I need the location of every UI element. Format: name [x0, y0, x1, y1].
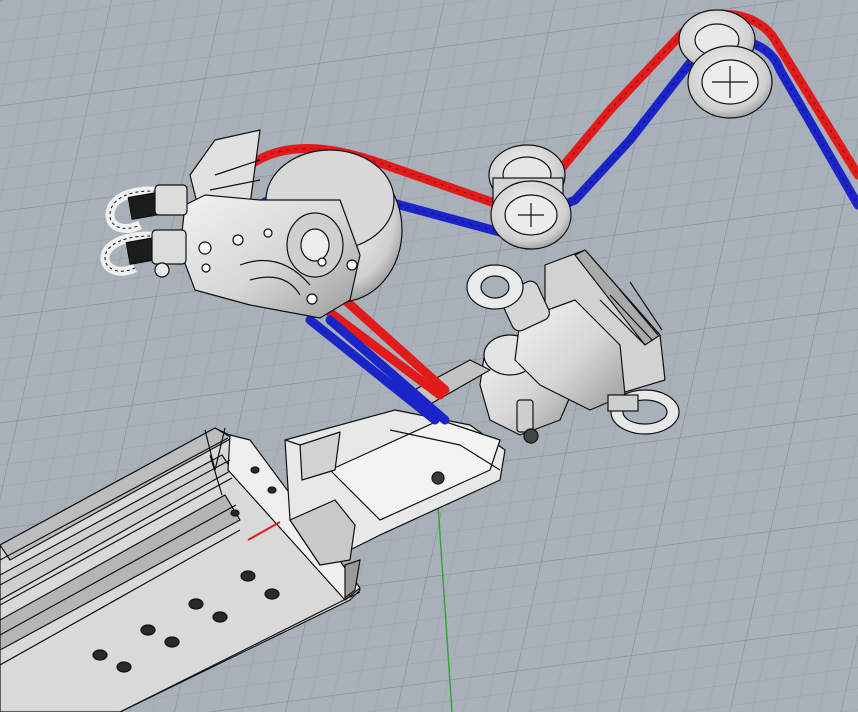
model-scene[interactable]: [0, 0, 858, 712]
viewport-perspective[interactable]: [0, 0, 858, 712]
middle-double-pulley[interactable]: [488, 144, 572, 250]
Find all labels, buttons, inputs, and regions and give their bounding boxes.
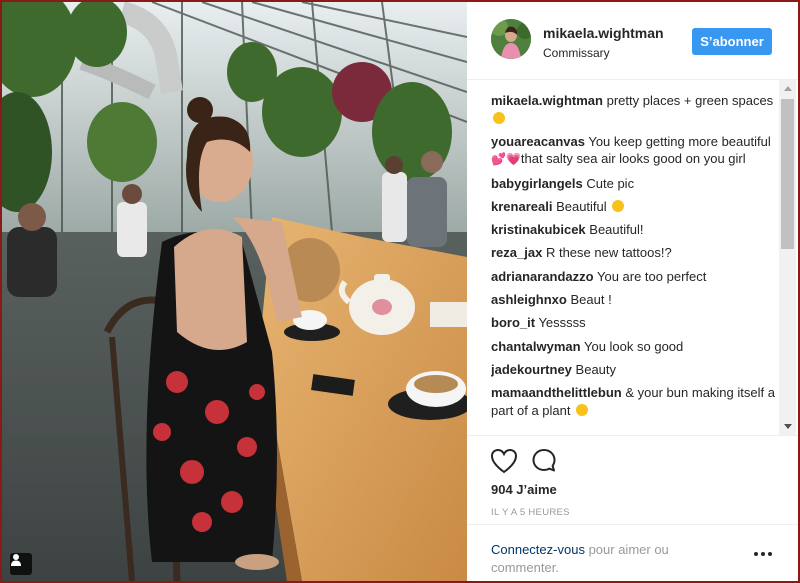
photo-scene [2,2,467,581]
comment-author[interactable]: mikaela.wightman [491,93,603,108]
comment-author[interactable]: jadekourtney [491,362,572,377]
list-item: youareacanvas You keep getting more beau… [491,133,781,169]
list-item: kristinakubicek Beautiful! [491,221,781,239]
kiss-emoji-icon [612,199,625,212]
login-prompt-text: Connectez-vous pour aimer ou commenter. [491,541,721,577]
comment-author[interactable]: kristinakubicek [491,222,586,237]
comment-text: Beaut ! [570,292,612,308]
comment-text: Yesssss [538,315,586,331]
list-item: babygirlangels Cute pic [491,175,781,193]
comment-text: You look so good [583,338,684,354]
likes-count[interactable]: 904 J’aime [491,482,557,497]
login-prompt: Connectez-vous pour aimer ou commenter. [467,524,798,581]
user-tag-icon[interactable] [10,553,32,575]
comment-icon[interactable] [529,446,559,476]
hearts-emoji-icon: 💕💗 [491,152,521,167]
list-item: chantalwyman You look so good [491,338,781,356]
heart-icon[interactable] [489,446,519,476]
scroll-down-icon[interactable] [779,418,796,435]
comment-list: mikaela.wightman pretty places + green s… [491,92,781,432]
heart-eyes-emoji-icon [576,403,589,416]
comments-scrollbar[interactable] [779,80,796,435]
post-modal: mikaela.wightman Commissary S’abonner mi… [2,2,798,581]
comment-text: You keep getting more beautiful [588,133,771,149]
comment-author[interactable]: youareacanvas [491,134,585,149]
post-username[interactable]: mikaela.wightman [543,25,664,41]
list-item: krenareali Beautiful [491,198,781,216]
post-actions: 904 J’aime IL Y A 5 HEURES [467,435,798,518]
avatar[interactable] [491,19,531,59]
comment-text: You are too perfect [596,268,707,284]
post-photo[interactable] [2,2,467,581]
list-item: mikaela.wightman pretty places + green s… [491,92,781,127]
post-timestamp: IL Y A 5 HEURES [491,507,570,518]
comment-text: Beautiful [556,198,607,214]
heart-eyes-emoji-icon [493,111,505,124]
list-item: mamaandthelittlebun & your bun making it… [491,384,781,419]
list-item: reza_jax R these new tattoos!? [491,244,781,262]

__________________________________________________

What is asked: Rewrite everything from the start of the entries down to the line containing "Find all labels, buttons, inputs, and", with "viewport-perspective" changed to "viewport-orthographic" and nothing else altered. Leave the pictures out of your answer.

Response to the task:
I need the location of every UI element. Format: name [x0, y0, x1, y1].
model-scene[interactable]: [0, 0, 858, 712]
viewport-orthographic[interactable]: [0, 0, 858, 712]
middle-double-pulley[interactable]: [488, 144, 572, 250]
Find all labels, buttons, inputs, and regions and give their bounding boxes.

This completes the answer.